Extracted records
§ §

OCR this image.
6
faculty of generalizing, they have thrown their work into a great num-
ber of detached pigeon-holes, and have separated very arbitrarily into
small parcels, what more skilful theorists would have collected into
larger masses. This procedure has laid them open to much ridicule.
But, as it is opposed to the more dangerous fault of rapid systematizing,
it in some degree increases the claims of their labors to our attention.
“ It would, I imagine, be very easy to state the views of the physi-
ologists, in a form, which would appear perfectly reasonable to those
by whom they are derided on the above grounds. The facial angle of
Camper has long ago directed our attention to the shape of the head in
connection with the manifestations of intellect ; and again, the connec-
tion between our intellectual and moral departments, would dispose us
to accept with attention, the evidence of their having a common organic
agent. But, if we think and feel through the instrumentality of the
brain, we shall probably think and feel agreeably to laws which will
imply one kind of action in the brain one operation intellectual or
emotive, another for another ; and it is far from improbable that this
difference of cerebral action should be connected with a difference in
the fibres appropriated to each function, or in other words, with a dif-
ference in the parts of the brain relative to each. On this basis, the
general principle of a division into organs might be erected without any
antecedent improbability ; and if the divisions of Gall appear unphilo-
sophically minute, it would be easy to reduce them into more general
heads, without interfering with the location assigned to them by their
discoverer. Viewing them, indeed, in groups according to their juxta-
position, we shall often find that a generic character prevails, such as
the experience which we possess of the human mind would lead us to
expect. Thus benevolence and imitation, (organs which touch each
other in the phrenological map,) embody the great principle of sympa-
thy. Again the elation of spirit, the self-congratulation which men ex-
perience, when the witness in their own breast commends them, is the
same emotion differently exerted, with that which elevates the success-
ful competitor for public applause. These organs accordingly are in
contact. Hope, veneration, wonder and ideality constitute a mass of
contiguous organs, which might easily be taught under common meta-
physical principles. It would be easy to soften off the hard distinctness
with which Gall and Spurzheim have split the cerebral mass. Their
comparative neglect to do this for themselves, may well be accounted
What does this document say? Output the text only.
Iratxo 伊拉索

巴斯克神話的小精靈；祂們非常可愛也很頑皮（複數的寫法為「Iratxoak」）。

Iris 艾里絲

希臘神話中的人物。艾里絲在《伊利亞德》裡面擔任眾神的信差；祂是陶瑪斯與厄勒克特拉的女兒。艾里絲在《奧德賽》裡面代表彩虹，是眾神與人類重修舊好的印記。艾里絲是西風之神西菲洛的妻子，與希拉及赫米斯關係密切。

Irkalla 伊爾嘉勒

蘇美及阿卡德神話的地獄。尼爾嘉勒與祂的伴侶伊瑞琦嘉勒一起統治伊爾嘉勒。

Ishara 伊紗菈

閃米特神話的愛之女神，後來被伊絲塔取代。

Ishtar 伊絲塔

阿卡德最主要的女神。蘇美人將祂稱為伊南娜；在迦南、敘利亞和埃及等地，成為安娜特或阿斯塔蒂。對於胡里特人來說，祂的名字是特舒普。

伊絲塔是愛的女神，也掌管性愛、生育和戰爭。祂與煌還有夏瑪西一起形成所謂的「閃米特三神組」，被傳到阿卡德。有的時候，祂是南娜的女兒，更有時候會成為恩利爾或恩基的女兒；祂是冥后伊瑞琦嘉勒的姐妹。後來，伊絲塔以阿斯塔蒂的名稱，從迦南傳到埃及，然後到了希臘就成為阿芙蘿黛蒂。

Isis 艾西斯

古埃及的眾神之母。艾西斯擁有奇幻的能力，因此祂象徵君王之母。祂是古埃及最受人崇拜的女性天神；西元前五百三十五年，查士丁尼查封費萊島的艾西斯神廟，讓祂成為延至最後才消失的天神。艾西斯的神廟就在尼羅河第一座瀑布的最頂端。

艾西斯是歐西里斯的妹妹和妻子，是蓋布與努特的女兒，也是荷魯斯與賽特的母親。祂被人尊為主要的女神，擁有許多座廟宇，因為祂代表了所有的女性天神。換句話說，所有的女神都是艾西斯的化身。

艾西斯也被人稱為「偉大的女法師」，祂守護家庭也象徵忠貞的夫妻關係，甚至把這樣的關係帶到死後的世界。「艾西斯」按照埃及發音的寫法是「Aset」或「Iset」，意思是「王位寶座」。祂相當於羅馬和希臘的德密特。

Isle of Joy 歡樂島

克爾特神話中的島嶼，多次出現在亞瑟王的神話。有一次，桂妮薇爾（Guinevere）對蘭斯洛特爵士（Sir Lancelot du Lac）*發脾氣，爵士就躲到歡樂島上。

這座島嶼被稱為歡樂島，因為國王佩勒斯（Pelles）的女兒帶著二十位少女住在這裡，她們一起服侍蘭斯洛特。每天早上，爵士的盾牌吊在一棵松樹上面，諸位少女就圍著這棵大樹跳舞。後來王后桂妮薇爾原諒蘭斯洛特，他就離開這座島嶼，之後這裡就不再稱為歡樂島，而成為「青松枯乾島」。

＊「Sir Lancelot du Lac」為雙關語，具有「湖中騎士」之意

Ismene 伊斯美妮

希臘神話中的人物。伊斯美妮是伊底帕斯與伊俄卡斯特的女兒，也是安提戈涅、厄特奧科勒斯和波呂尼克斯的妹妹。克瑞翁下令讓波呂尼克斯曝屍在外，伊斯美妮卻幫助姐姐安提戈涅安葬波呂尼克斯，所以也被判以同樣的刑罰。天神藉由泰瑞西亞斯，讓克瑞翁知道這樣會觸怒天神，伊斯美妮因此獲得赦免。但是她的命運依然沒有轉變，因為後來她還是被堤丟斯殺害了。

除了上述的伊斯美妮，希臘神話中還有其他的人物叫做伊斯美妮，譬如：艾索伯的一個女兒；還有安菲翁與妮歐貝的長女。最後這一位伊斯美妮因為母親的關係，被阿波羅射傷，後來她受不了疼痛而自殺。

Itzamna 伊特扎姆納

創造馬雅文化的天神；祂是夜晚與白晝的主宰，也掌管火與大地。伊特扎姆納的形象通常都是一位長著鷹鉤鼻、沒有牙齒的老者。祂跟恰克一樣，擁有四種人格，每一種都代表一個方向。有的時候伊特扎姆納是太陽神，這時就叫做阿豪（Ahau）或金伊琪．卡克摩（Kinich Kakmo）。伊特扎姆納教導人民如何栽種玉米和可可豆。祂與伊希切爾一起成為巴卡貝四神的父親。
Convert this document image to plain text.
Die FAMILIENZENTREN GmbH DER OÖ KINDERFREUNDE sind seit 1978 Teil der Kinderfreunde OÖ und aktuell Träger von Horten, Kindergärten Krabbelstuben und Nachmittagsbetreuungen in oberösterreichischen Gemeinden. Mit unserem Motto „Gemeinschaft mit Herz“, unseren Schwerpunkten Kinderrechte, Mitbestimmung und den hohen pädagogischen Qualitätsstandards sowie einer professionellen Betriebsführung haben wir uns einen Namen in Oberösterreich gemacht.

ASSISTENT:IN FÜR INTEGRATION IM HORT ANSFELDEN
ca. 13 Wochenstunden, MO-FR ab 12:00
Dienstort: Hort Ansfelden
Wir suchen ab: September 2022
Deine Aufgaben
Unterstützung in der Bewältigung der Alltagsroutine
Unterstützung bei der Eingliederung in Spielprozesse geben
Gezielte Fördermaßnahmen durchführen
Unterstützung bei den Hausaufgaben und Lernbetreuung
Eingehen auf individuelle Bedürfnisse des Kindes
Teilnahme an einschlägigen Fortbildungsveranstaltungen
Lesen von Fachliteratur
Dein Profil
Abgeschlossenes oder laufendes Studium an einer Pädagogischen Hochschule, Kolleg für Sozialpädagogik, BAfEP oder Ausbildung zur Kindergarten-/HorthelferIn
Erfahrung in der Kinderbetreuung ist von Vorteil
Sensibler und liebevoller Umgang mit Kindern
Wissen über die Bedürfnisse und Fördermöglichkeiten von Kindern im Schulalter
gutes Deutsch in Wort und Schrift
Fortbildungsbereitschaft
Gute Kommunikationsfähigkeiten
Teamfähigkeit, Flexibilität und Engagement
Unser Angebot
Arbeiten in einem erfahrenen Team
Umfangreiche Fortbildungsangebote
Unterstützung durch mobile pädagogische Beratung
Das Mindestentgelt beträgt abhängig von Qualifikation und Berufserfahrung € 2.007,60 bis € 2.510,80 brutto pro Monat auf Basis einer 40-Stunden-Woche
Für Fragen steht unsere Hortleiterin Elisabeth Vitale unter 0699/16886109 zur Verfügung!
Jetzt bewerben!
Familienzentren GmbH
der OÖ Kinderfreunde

§ §

■ Objective ■
Copy all lines from the material that include "common".

■ Task response ■
to accept with attention, the evidence of their having a common organic
contiguous organs, which might easily be taught under common meta-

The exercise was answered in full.